_Written exercise_
Transcribe every line exactly and omit anything that is a picture.

--------

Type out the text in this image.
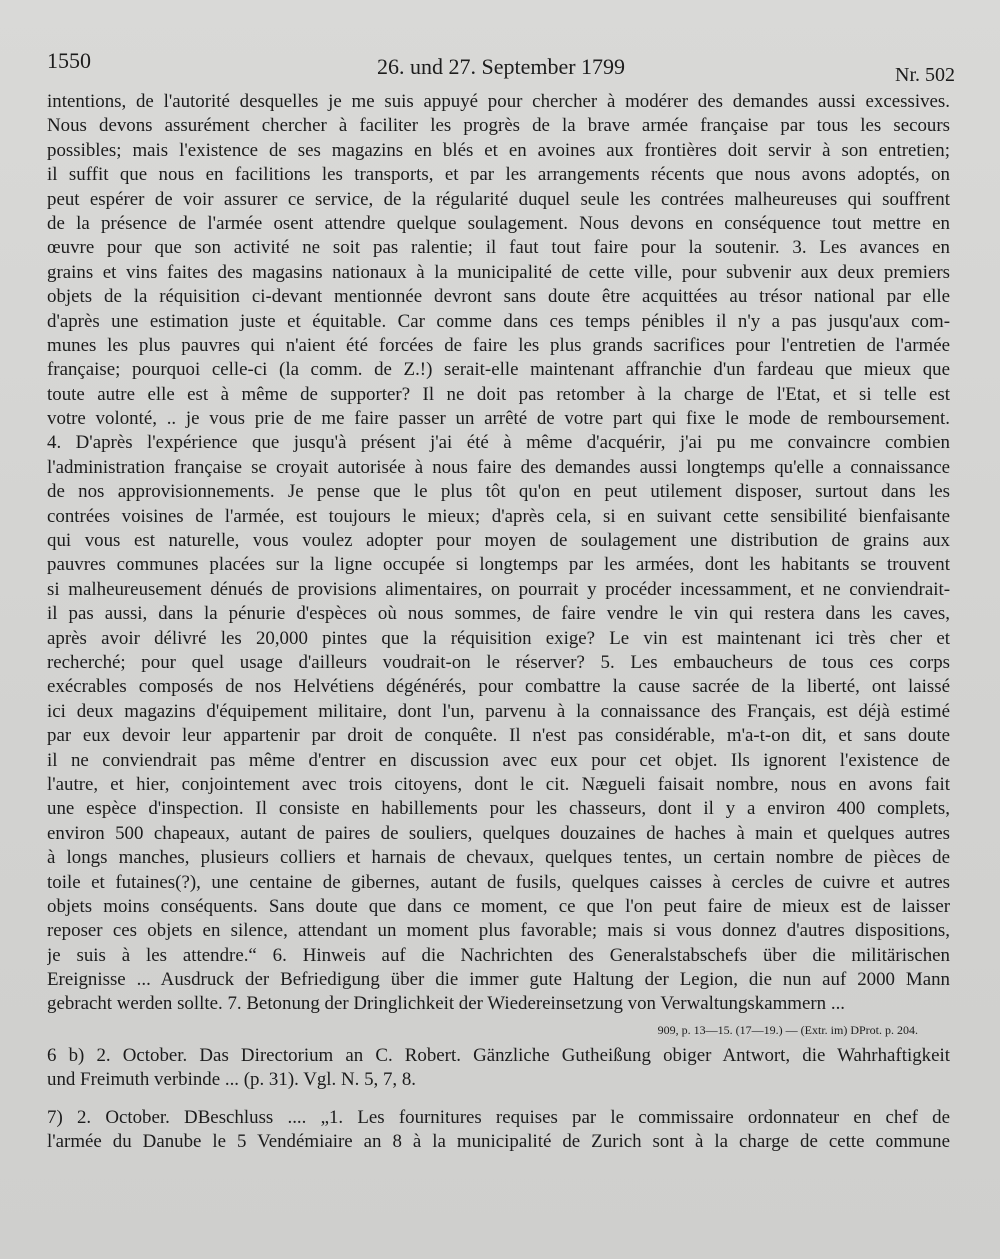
1550	26. und 27. September 1799	Nr. 502
intentions, de l'autorité desquelles je me suis appuyé pour chercher à modérer des demandes aussi excessives.
Nous devons assurément chercher à faciliter les progrès de la brave armée française par tous les secours
possibles; mais l'existence de ses magazins en blés et en avoines aux frontières doit servir à son entretien;
il suffit que nous en facilitions les transports, et par les arrangements récents que nous avons adoptés, on
peut espérer de voir assurer ce service, de la régularité duquel seule les contrées malheureuses qui souffrent
de la présence de l'armée osent attendre quelque soulagement. Nous devons en conséquence tout mettre en
œuvre pour que son activité ne soit pas ralentie; il faut tout faire pour la soutenir. 3. Les avances en
grains et vins faites des magasins nationaux à la municipalité de cette ville, pour subvenir aux deux premiers
objets de la réquisition ci-devant mentionnée devront sans doute être acquittées au trésor national par elle
d'après une estimation juste et équitable. Car comme dans ces temps pénibles il n'y a pas jusqu'aux com-
munes les plus pauvres qui n'aient été forcées de faire les plus grands sacrifices pour l'entretien de l'armée
française; pourquoi celle-ci (la comm. de Z.!) serait-elle maintenant affranchie d'un fardeau que mieux que
toute autre elle est à même de supporter? Il ne doit pas retomber à la charge de l'Etat, et si telle est
votre volonté, .. je vous prie de me faire passer un arrêté de votre part qui fixe le mode de remboursement.
4. D'après l'expérience que jusqu'à présent j'ai été à même d'acquérir, j'ai pu me convaincre combien
l'administration française se croyait autorisée à nous faire des demandes aussi longtemps qu'elle a connaissance
de nos approvisionnements. Je pense que le plus tôt qu'on en peut utilement disposer, surtout dans les
contrées voisines de l'armée, est toujours le mieux; d'après cela, si en suivant cette sensibilité bienfaisante
qui vous est naturelle, vous voulez adopter pour moyen de soulagement une distribution de grains aux
pauvres communes placées sur la ligne occupée si longtemps par les armées, dont les habitants se trouvent
si malheureusement dénués de provisions alimentaires, on pourrait y procéder incessamment, et ne conviendrait-
il pas aussi, dans la pénurie d'espèces où nous sommes, de faire vendre le vin qui restera dans les caves,
après avoir délivré les 20,000 pintes que la réquisition exige? Le vin est maintenant ici très cher et
recherché; pour quel usage d'ailleurs voudrait-on le réserver? 5. Les embaucheurs de tous ces corps
exécrables composés de nos Helvétiens dégénérés, pour combattre la cause sacrée de la liberté, ont laissé
ici deux magazins d'équipement militaire, dont l'un, parvenu à la connaissance des Français, est déjà estimé
par eux devoir leur appartenir par droit de conquête. Il n'est pas considérable, m'a-t-on dit, et sans doute
il ne conviendrait pas même d'entrer en discussion avec eux pour cet objet. Ils ignorent l'existence de
l'autre, et hier, conjointement avec trois citoyens, dont le cit. Nægueli faisait nombre, nous en avons fait
une espèce d'inspection. Il consiste en habillements pour les chasseurs, dont il y a environ 400 complets,
environ 500 chapeaux, autant de paires de souliers, quelques douzaines de haches à main et quelques autres
à longs manches, plusieurs colliers et harnais de chevaux, quelques tentes, un certain nombre de pièces de
toile et futaines(?), une centaine de gibernes, autant de fusils, quelques caisses à cercles de cuivre et autres
objets moins conséquents. Sans doute que dans ce moment, ce que l'on peut faire de mieux est de laisser
reposer ces objets en silence, attendant un moment plus favorable; mais si vous donnez d'autres dispositions,
je suis à les attendre.“ 6. Hinweis auf die Nachrichten des Generalstabschefs über die militärischen
Ereignisse ... Ausdruck der Befriedigung über die immer gute Haltung der Legion, die nun auf 2000 Mann
gebracht werden sollte. 7. Betonung der Dringlichkeit der Wiedereinsetzung von Verwaltungskammern ...
909, p. 13—15. (17—19.) — (Extr. im) DProt. p. 204.
6 b) 2. October. Das Directorium an C. Robert. Gänzliche Gutheißung obiger Antwort, die Wahrhaftigkeit
und Freimuth verbinde ... (p. 31). Vgl. N. 5, 7, 8.
7) 2. October. DBeschluss .... „1. Les fournitures requises par le commissaire ordonnateur en chef de
l'armée du Danube le 5 Vendémiaire an 8 à la municipalité de Zurich sont à la charge de cette commune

--------

_Worked solution_
Type out the text in this image.
1550	26. und 27. September 1799	Nr. 502
intentions, de l'autorité desquelles je me suis appuyé pour chercher à modérer des demandes aussi excessives.
Nous devons assurément chercher à faciliter les progrès de la brave armée française par tous les secours
possibles; mais l'existence de ses magazins en blés et en avoines aux frontières doit servir à son entretien;
il suffit que nous en facilitions les transports, et par les arrangements récents que nous avons adoptés, on
peut espérer de voir assurer ce service, de la régularité duquel seule les contrées malheureuses qui souffrent
de la présence de l'armée osent attendre quelque soulagement. Nous devons en conséquence tout mettre en
œuvre pour que son activité ne soit pas ralentie; il faut tout faire pour la soutenir. 3. Les avances en
grains et vins faites des magasins nationaux à la municipalité de cette ville, pour subvenir aux deux premiers
objets de la réquisition ci-devant mentionnée devront sans doute être acquittées au trésor national par elle
d'après une estimation juste et équitable. Car comme dans ces temps pénibles il n'y a pas jusqu'aux com-
munes les plus pauvres qui n'aient été forcées de faire les plus grands sacrifices pour l'entretien de l'armée
française; pourquoi celle-ci (la comm. de Z.!) serait-elle maintenant affranchie d'un fardeau que mieux que
toute autre elle est à même de supporter? Il ne doit pas retomber à la charge de l'Etat, et si telle est
votre volonté, .. je vous prie de me faire passer un arrêté de votre part qui fixe le mode de remboursement.
4. D'après l'expérience que jusqu'à présent j'ai été à même d'acquérir, j'ai pu me convaincre combien
l'administration française se croyait autorisée à nous faire des demandes aussi longtemps qu'elle a connaissance
de nos approvisionnements. Je pense que le plus tôt qu'on en peut utilement disposer, surtout dans les
contrées voisines de l'armée, est toujours le mieux; d'après cela, si en suivant cette sensibilité bienfaisante
qui vous est naturelle, vous voulez adopter pour moyen de soulagement une distribution de grains aux
pauvres communes placées sur la ligne occupée si longtemps par les armées, dont les habitants se trouvent
si malheureusement dénués de provisions alimentaires, on pourrait y procéder incessamment, et ne conviendrait-
il pas aussi, dans la pénurie d'espèces où nous sommes, de faire vendre le vin qui restera dans les caves,
après avoir délivré les 20,000 pintes que la réquisition exige? Le vin est maintenant ici très cher et
recherché; pour quel usage d'ailleurs voudrait-on le réserver? 5. Les embaucheurs de tous ces corps
exécrables composés de nos Helvétiens dégénérés, pour combattre la cause sacrée de la liberté, ont laissé
ici deux magazins d'équipement militaire, dont l'un, parvenu à la connaissance des Français, est déjà estimé
par eux devoir leur appartenir par droit de conquête. Il n'est pas considérable, m'a-t-on dit, et sans doute
il ne conviendrait pas même d'entrer en discussion avec eux pour cet objet. Ils ignorent l'existence de
l'autre, et hier, conjointement avec trois citoyens, dont le cit. Nægueli faisait nombre, nous en avons fait
une espèce d'inspection. Il consiste en habillements pour les chasseurs, dont il y a environ 400 complets,
environ 500 chapeaux, autant de paires de souliers, quelques douzaines de haches à main et quelques autres
à longs manches, plusieurs colliers et harnais de chevaux, quelques tentes, un certain nombre de pièces de
toile et futaines(?), une centaine de gibernes, autant de fusils, quelques caisses à cercles de cuivre et autres
objets moins conséquents. Sans doute que dans ce moment, ce que l'on peut faire de mieux est de laisser
reposer ces objets en silence, attendant un moment plus favorable; mais si vous donnez d'autres dispositions,
je suis à les attendre.“ 6. Hinweis auf die Nachrichten des Generalstabschefs über die militärischen
Ereignisse ... Ausdruck der Befriedigung über die immer gute Haltung der Legion, die nun auf 2000 Mann
gebracht werden sollte. 7. Betonung der Dringlichkeit der Wiedereinsetzung von Verwaltungskammern ...
909, p. 13—15. (17—19.) — (Extr. im) DProt. p. 204.
6 b) 2. October. Das Directorium an C. Robert. Gänzliche Gutheißung obiger Antwort, die Wahrhaftigkeit
und Freimuth verbinde ... (p. 31). Vgl. N. 5, 7, 8.
7) 2. October. DBeschluss .... „1. Les fournitures requises par le commissaire ordonnateur en chef de
l'armée du Danube le 5 Vendémiaire an 8 à la municipalité de Zurich sont à la charge de cette commune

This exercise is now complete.